### Aim
Lines that include the word "рубежом" are the ones to copy.

### Exercise inputs
╭──
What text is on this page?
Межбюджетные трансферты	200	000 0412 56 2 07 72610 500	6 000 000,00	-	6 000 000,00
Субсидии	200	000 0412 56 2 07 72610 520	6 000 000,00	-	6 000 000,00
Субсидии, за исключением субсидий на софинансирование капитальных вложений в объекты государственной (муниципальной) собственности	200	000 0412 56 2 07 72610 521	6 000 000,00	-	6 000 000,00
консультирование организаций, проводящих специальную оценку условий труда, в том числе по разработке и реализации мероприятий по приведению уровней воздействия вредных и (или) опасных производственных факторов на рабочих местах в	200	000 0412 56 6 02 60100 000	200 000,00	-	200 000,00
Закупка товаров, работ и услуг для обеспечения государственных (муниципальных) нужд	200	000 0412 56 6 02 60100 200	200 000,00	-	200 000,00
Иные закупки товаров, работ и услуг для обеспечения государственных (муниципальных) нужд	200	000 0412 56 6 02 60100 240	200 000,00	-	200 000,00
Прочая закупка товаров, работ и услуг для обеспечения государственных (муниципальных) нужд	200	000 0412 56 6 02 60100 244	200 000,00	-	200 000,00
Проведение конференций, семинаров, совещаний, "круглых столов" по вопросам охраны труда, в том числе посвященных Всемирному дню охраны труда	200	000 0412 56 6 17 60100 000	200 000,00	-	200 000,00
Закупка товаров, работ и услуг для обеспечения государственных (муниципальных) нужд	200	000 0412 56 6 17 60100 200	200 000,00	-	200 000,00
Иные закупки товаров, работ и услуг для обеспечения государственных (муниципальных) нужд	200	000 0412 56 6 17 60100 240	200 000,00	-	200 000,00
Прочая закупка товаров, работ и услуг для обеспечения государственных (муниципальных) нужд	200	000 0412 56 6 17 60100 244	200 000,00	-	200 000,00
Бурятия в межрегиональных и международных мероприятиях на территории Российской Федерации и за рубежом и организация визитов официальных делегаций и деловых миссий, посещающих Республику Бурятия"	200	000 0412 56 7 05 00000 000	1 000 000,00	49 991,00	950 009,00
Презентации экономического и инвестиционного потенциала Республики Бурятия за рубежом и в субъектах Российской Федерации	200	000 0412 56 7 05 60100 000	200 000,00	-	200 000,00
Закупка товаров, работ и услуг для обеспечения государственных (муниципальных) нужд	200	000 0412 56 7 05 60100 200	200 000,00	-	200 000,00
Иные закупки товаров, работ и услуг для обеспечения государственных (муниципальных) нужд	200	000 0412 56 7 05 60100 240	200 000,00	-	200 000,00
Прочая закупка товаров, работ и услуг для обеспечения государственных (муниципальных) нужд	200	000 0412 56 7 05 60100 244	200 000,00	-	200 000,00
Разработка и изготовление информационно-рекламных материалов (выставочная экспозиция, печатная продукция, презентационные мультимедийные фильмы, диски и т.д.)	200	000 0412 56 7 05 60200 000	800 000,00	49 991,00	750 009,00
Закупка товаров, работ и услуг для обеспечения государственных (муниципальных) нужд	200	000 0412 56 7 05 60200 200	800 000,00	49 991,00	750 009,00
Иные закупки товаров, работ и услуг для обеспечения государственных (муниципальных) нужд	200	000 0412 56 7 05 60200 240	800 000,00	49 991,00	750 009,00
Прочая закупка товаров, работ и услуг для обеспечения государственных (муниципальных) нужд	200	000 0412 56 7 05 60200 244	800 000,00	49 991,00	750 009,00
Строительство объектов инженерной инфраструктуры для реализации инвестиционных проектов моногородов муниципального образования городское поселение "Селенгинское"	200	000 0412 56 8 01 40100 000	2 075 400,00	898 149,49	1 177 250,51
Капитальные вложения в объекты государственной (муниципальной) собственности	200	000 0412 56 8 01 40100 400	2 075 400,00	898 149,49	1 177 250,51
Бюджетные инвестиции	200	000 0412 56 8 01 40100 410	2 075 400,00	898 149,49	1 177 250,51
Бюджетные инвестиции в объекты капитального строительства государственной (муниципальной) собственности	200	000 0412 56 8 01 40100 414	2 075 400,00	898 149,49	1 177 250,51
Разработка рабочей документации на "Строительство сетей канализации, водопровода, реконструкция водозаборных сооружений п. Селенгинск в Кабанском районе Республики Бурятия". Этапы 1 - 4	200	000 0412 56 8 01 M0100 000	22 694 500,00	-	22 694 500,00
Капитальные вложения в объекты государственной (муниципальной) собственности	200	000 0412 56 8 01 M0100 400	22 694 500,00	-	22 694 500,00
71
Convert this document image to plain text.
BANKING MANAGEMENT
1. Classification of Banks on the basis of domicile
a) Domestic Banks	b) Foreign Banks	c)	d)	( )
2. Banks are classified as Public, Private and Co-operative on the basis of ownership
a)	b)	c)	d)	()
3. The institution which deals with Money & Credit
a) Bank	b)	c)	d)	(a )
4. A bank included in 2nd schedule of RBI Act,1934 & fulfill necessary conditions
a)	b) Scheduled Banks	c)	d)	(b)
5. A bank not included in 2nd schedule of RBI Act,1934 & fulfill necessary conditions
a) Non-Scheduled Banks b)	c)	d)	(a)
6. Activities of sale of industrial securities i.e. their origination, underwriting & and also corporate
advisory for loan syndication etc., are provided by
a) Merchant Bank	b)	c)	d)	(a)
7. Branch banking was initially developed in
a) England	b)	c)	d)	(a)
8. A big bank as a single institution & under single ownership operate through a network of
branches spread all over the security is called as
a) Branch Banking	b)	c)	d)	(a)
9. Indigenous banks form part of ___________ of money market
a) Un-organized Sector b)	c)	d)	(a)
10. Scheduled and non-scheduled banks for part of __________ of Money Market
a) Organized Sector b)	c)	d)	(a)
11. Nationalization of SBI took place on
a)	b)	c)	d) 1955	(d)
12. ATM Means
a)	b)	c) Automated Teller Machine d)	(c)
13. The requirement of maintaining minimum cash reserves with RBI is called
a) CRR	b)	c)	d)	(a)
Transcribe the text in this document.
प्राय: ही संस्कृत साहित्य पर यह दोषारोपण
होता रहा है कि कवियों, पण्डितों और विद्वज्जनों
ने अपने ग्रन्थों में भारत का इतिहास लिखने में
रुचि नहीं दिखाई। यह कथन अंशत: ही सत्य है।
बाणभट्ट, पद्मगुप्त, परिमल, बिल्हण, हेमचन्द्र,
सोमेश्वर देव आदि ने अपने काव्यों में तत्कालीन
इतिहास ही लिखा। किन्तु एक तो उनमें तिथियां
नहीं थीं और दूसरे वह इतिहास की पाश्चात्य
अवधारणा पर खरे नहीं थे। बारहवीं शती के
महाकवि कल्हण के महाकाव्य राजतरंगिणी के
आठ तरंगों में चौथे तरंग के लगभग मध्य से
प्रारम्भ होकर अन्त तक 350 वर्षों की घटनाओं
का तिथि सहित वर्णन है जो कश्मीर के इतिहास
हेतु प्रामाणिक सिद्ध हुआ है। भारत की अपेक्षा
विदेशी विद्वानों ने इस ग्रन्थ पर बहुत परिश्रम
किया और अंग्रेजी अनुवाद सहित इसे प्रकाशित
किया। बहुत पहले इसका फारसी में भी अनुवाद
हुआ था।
╰──
### Solution
Бурятия в межрегиональных и международных мероприятиях на территории Российской Федерации и за рубежом и организация визитов официальных делегаций и деловых миссий, посещающих Республику Бурятия"	200	000 0412 56 7 05 00000 000	1 000 000,00	49 991,00	950 009,00
Презентации экономического и инвестиционного потенциала Республики Бурятия за рубежом и в субъектах Российской Федерации	200	000 0412 56 7 05 60100 000	200 000,00	-	200 000,00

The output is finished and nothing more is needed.